- _GIVEN TASK_: Select all lines with the string "ΑΝΤΙΚΕΙΜΕΝΩΝ" in them, and copy those lines.

------------------------------------------------------------

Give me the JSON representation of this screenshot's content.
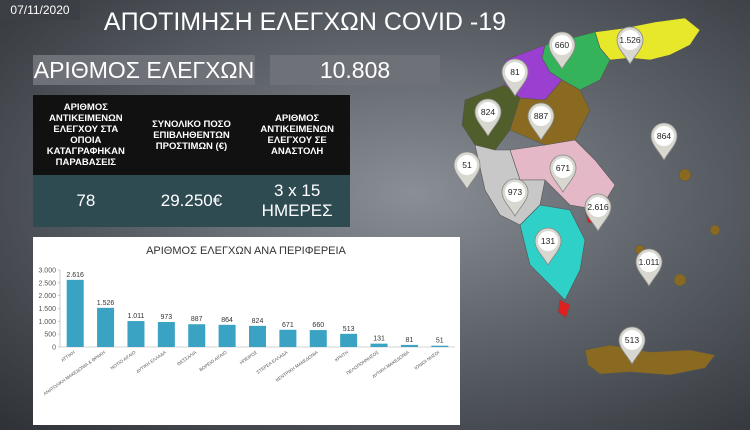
{
  "date": "07/11/2020",
  "title": "ΑΠΟΤΙΜΗΣΗ ΕΛΕΓΧΩΝ COVID -19",
  "checks": {
    "label": "ΑΡΙΘΜΟΣ ΕΛΕΓΧΩΝ",
    "value": "10.808"
  },
  "table": {
    "headers": [
      "ΑΡΙΘΜΟΣ ΑΝΤΙΚΕΙΜΕΝΩΝ ΕΛΕΓΧΟΥ ΣΤΑ ΟΠΟΙΑ ΚΑΤΑΓΡΑΦΗΚΑΝ ΠΑΡΑΒΑΣΕΙΣ",
      "ΣΥΝΟΛΙΚΟ ΠΟΣΟ ΕΠΙΒΛΗΘΕΝΤΩΝ ΠΡΟΣΤΙΜΩΝ (€)",
      "ΑΡΙΘΜΟΣ ΑΝΤΙΚΕΙΜΕΝΩΝ ΕΛΕΓΧΟΥ ΣΕ ΑΝΑΣΤΟΛΗ"
    ],
    "rows": [
      [
        "78",
        "29.250€",
        "3 x 15 ΗΜΕΡΕΣ"
      ]
    ]
  },
  "chart_data": {
    "type": "bar",
    "title": "ΑΡΙΘΜΟΣ ΕΛΕΓΧΩΝ ΑΝΑ ΠΕΡΙΦΕΡΕΙΑ",
    "categories": [
      "ΑΤΤΙΚΗ",
      "ΑΝΑΤΟΛΙΚΗ ΜΑΚΕΔΟΝΙΑ & ΘΡΑΚΗ",
      "ΝΟΤΙΟ ΑΙΓΑΙΟ",
      "ΔΥΤΙΚΗ ΕΛΛΑΔΑ",
      "ΘΕΣΣΑΛΙΑ",
      "ΒΟΡΕΙΟ ΑΙΓΑΙΟ",
      "ΗΠΕΙΡΟΣ",
      "ΣΤΕΡΕΑ ΕΛΛΑΔΑ",
      "ΚΕΝΤΡΙΚΗ ΜΑΚΕΔΟΝΙΑ",
      "ΚΡΗΤΗ",
      "ΠΕΛΟΠΟΝΝΗΣΟΣ",
      "ΔΥΤΙΚΗ ΜΑΚΕΔΟΝΙΑ",
      "ΙΟΝΙΟΙ ΝΗΣΟΙ"
    ],
    "values": [
      2616,
      1526,
      1011,
      973,
      887,
      864,
      824,
      671,
      660,
      513,
      131,
      81,
      51
    ],
    "value_labels": [
      "2.616",
      "1.526",
      "1.011",
      "973",
      "887",
      "864",
      "824",
      "671",
      "660",
      "513",
      "131",
      "81",
      "51"
    ],
    "color": "#3aa3c4",
    "ylim": [
      0,
      3000
    ],
    "yticks": [
      0,
      500,
      {
        "value": 1000,
        "label": "1.000"
      },
      {
        "value": 1500,
        "label": "1.500"
      },
      {
        "value": 2000,
        "label": "2.000"
      },
      {
        "value": 2500,
        "label": "2.500"
      },
      {
        "value": 3000,
        "label": "3.000"
      }
    ]
  }
}
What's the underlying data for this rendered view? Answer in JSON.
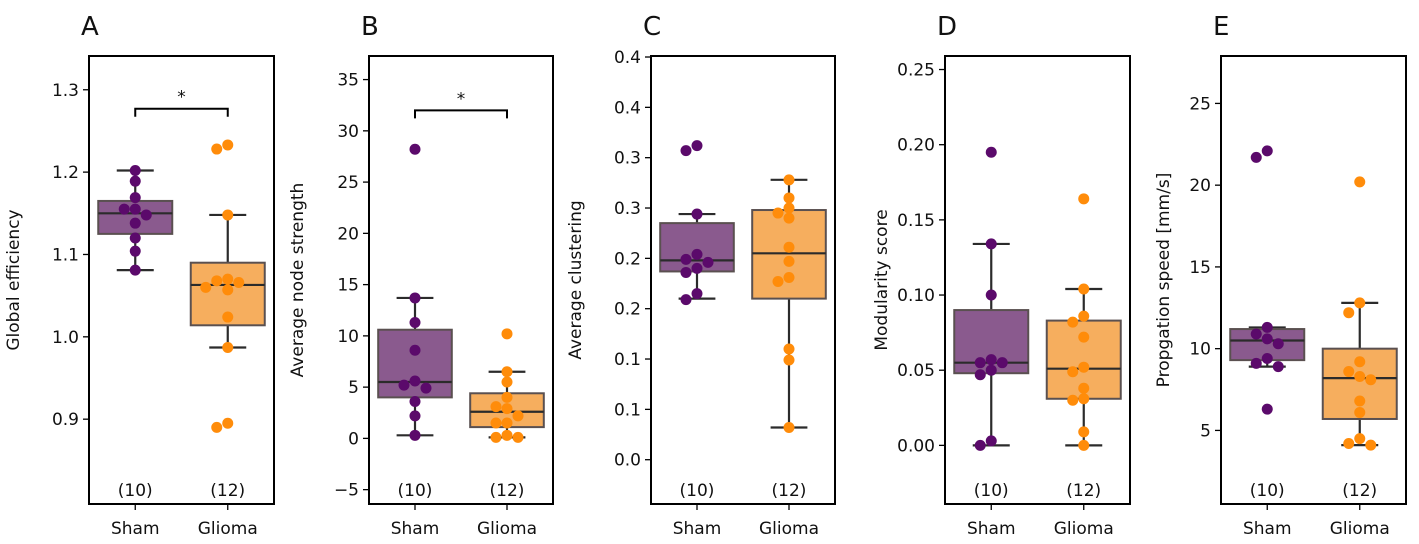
{
  "chart_data": [
    {
      "type": "box",
      "panel_label": "A",
      "ylabel": "Global efficiency",
      "ylim": [
        0.797,
        1.341
      ],
      "yticks": [
        0.9,
        1.0,
        1.1,
        1.2,
        1.3
      ],
      "ytick_labels": [
        "0.9",
        "1.0",
        "1.1",
        "1.2",
        "1.3"
      ],
      "categories": [
        "Sham",
        "Glioma"
      ],
      "counts": [
        "(10)",
        "(12)"
      ],
      "significance": {
        "label": "*",
        "y": 1.277
      },
      "groups": [
        {
          "name": "Sham",
          "q1": 1.125,
          "median": 1.15,
          "q3": 1.165,
          "whisker_low": 1.081,
          "whisker_high": 1.202,
          "points": [
            1.202,
            1.189,
            1.169,
            1.155,
            1.155,
            1.148,
            1.138,
            1.12,
            1.104,
            1.081
          ]
        },
        {
          "name": "Glioma",
          "q1": 1.014,
          "median": 1.063,
          "q3": 1.09,
          "whisker_low": 0.987,
          "whisker_high": 1.148,
          "points": [
            1.233,
            1.228,
            1.148,
            1.07,
            1.068,
            1.066,
            1.06,
            1.057,
            1.024,
            0.987,
            0.895,
            0.89
          ]
        }
      ]
    },
    {
      "type": "box",
      "panel_label": "B",
      "ylabel": "Average node strength",
      "ylim": [
        -6.4,
        37.3
      ],
      "yticks": [
        -5,
        0,
        5,
        10,
        15,
        20,
        25,
        30,
        35
      ],
      "ytick_labels": [
        "−5",
        "0",
        "5",
        "10",
        "15",
        "20",
        "25",
        "30",
        "35"
      ],
      "categories": [
        "Sham",
        "Glioma"
      ],
      "counts": [
        "(10)",
        "(12)"
      ],
      "significance": {
        "label": "*",
        "y": 32.0
      },
      "groups": [
        {
          "name": "Sham",
          "q1": 4.0,
          "median": 5.5,
          "q3": 10.6,
          "whisker_low": 0.3,
          "whisker_high": 13.7,
          "points": [
            28.2,
            13.7,
            11.3,
            8.6,
            5.6,
            5.2,
            4.9,
            3.6,
            2.2,
            0.3
          ]
        },
        {
          "name": "Glioma",
          "q1": 1.1,
          "median": 2.6,
          "q3": 4.4,
          "whisker_low": 0.1,
          "whisker_high": 6.5,
          "points": [
            10.2,
            6.5,
            5.5,
            4.0,
            3.1,
            2.9,
            2.2,
            1.5,
            1.5,
            0.3,
            0.1,
            0.1
          ]
        }
      ]
    },
    {
      "type": "box",
      "panel_label": "C",
      "ylabel": "Average clustering",
      "ylim": [
        -0.044,
        0.401
      ],
      "yticks": [
        0.0,
        0.05,
        0.1,
        0.15,
        0.2,
        0.25,
        0.3,
        0.35,
        0.4
      ],
      "ytick_labels": [
        "0.0",
        "0.1",
        "0.1",
        "0.2",
        "0.2",
        "0.3",
        "0.3",
        "0.4",
        "0.4"
      ],
      "categories": [
        "Sham",
        "Glioma"
      ],
      "counts": [
        "(10)",
        "(12)"
      ],
      "significance": null,
      "groups": [
        {
          "name": "Sham",
          "q1": 0.187,
          "median": 0.198,
          "q3": 0.235,
          "whisker_low": 0.16,
          "whisker_high": 0.244,
          "points": [
            0.312,
            0.307,
            0.244,
            0.204,
            0.199,
            0.196,
            0.19,
            0.186,
            0.165,
            0.159
          ]
        },
        {
          "name": "Glioma",
          "q1": 0.16,
          "median": 0.205,
          "q3": 0.248,
          "whisker_low": 0.032,
          "whisker_high": 0.278,
          "points": [
            0.278,
            0.26,
            0.25,
            0.245,
            0.24,
            0.211,
            0.197,
            0.181,
            0.177,
            0.11,
            0.099,
            0.032
          ]
        }
      ]
    },
    {
      "type": "box",
      "panel_label": "D",
      "ylabel": "Modularity score",
      "ylim": [
        -0.039,
        0.259
      ],
      "yticks": [
        0.0,
        0.05,
        0.1,
        0.15,
        0.2,
        0.25
      ],
      "ytick_labels": [
        "0.00",
        "0.05",
        "0.10",
        "0.15",
        "0.20",
        "0.25"
      ],
      "categories": [
        "Sham",
        "Glioma"
      ],
      "counts": [
        "(10)",
        "(12)"
      ],
      "significance": null,
      "groups": [
        {
          "name": "Sham",
          "q1": 0.048,
          "median": 0.055,
          "q3": 0.09,
          "whisker_low": 0.0,
          "whisker_high": 0.134,
          "points": [
            0.195,
            0.134,
            0.1,
            0.057,
            0.055,
            0.055,
            0.05,
            0.047,
            0.003,
            0.0
          ]
        },
        {
          "name": "Glioma",
          "q1": 0.031,
          "median": 0.051,
          "q3": 0.083,
          "whisker_low": 0.0,
          "whisker_high": 0.104,
          "points": [
            0.164,
            0.104,
            0.086,
            0.082,
            0.072,
            0.052,
            0.049,
            0.038,
            0.031,
            0.03,
            0.009,
            0.0
          ]
        }
      ]
    },
    {
      "type": "box",
      "panel_label": "E",
      "ylabel": "Propgation speed [mm/s]",
      "ylim": [
        0.5,
        27.9
      ],
      "yticks": [
        5,
        10,
        15,
        20,
        25
      ],
      "ytick_labels": [
        "5",
        "10",
        "15",
        "20",
        "25"
      ],
      "categories": [
        "Sham",
        "Glioma"
      ],
      "counts": [
        "(10)",
        "(12)"
      ],
      "significance": null,
      "groups": [
        {
          "name": "Sham",
          "q1": 9.3,
          "median": 10.5,
          "q3": 11.2,
          "whisker_low": 8.9,
          "whisker_high": 11.3,
          "points": [
            22.1,
            21.7,
            11.3,
            10.9,
            10.6,
            10.3,
            9.4,
            9.1,
            8.9,
            6.3
          ]
        },
        {
          "name": "Glioma",
          "q1": 5.7,
          "median": 8.2,
          "q3": 10.0,
          "whisker_low": 4.1,
          "whisker_high": 12.8,
          "points": [
            20.2,
            12.8,
            12.2,
            9.2,
            8.6,
            8.3,
            8.1,
            6.8,
            6.1,
            4.5,
            4.2,
            4.1
          ]
        }
      ]
    }
  ],
  "colors": {
    "sham_point": "#5b0a6b",
    "sham_box": "#8a5a8e",
    "glioma_point": "#ff8c0a",
    "glioma_box": "#f6ae5e",
    "box_edge": "#5a5050",
    "line": "#2b2b2b"
  }
}
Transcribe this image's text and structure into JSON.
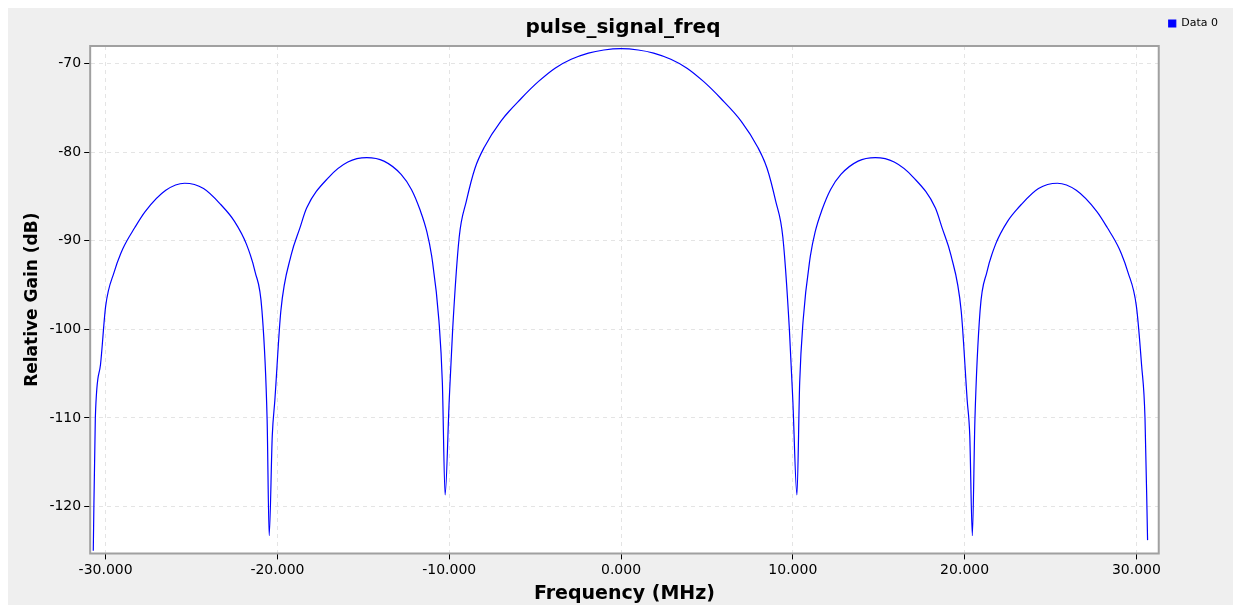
{
  "chart_data": {
    "type": "line",
    "title": "pulse_signal_freq",
    "xlabel": "Frequency (MHz)",
    "ylabel": "Relative Gain (dB)",
    "x": [
      -30.72,
      -30.6,
      -30.3,
      -30.0,
      -29.5,
      -29.0,
      -28.3,
      -27.7,
      -26.5,
      -25.4,
      -24.3,
      -23.3,
      -22.5,
      -21.8,
      -21.3,
      -20.9,
      -20.6,
      -20.48,
      -20.3,
      -20.15,
      -19.8,
      -19.2,
      -18.7,
      -18.3,
      -17.0,
      -15.9,
      -14.8,
      -13.8,
      -12.8,
      -12.2,
      -11.7,
      -11.3,
      -11.0,
      -10.6,
      -10.4,
      -10.24,
      -10.0,
      -9.8,
      -9.42,
      -9.0,
      -8.5,
      -7.95,
      -7.0,
      -5.8,
      -4.8,
      -3.84,
      -2.9,
      -1.9,
      -1.0,
      0,
      1.0,
      1.9,
      2.9,
      3.84,
      4.8,
      5.8,
      7.0,
      7.95,
      8.5,
      9.0,
      9.42,
      9.8,
      10.0,
      10.24,
      10.4,
      10.6,
      11.0,
      11.3,
      11.7,
      12.2,
      12.8,
      13.8,
      14.8,
      15.9,
      17.0,
      18.3,
      18.7,
      19.2,
      19.8,
      20.15,
      20.3,
      20.45,
      20.6,
      20.9,
      21.3,
      21.8,
      22.5,
      23.3,
      24.3,
      25.4,
      26.5,
      27.7,
      28.3,
      29.0,
      29.5,
      30.0,
      30.3,
      30.5,
      30.65
    ],
    "series": [
      {
        "name": "Data 0",
        "color": "#0000ff",
        "values": [
          -125,
          -110,
          -104,
          -97.4,
          -93.5,
          -90.9,
          -88.5,
          -86.7,
          -84.3,
          -83.5,
          -84.1,
          -85.9,
          -87.8,
          -90.4,
          -93.5,
          -97.9,
          -110.2,
          -123.3,
          -112,
          -108,
          -97.9,
          -91.6,
          -88.6,
          -86.3,
          -82.8,
          -81.1,
          -80.6,
          -81.0,
          -82.5,
          -84.2,
          -86.5,
          -89,
          -92,
          -99,
          -106,
          -118.7,
          -108,
          -100,
          -89.6,
          -85.5,
          -81.8,
          -79.4,
          -76.5,
          -73.9,
          -72.0,
          -70.5,
          -69.5,
          -68.8,
          -68.45,
          -68.3,
          -68.45,
          -68.8,
          -69.5,
          -70.5,
          -72.0,
          -73.9,
          -76.5,
          -79.4,
          -81.8,
          -85.5,
          -89.6,
          -100,
          -108,
          -118.7,
          -106,
          -99,
          -92,
          -89,
          -86.5,
          -84.2,
          -82.5,
          -81.0,
          -80.6,
          -81.1,
          -82.8,
          -86.3,
          -88.6,
          -91.6,
          -97.9,
          -108,
          -112,
          -123.3,
          -110.2,
          -97.9,
          -93.5,
          -90.4,
          -87.8,
          -85.9,
          -84.1,
          -83.5,
          -84.3,
          -86.7,
          -88.5,
          -90.9,
          -93.5,
          -97.4,
          -104,
          -110,
          -123.8
        ]
      }
    ],
    "xlim": [
      -30.9,
      31.3
    ],
    "ylim": [
      -125.3,
      -68
    ],
    "xticks": [
      {
        "value": -30,
        "label": "-30.000"
      },
      {
        "value": -20,
        "label": "-20.000"
      },
      {
        "value": -10,
        "label": "-10.000"
      },
      {
        "value": 0,
        "label": "0.000"
      },
      {
        "value": 10,
        "label": "10.000"
      },
      {
        "value": 20,
        "label": "20.000"
      },
      {
        "value": 30,
        "label": "30.000"
      }
    ],
    "yticks": [
      -120,
      -110,
      -100,
      -90,
      -80,
      -70
    ],
    "grid": true,
    "legend": "top right",
    "marker": "none",
    "line_style": "solid"
  }
}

------------------------------------------------------------

- _EXERCISE RESULT_:
      "ΑΡΙΘΜΟΣ ΑΝΤΙΚΕΙΜΕΝΩΝ ΕΛΕΓΧΟΥ ΣΤΑ ΟΠΟΙΑ ΚΑΤΑΓΡΑΦΗΚΑΝ ΠΑΡΑΒΑΣΕΙΣ",
      "ΑΡΙΘΜΟΣ ΑΝΤΙΚΕΙΜΕΝΩΝ ΕΛΕΓΧΟΥ ΣΕ ΑΝΑΣΤΟΛΗ"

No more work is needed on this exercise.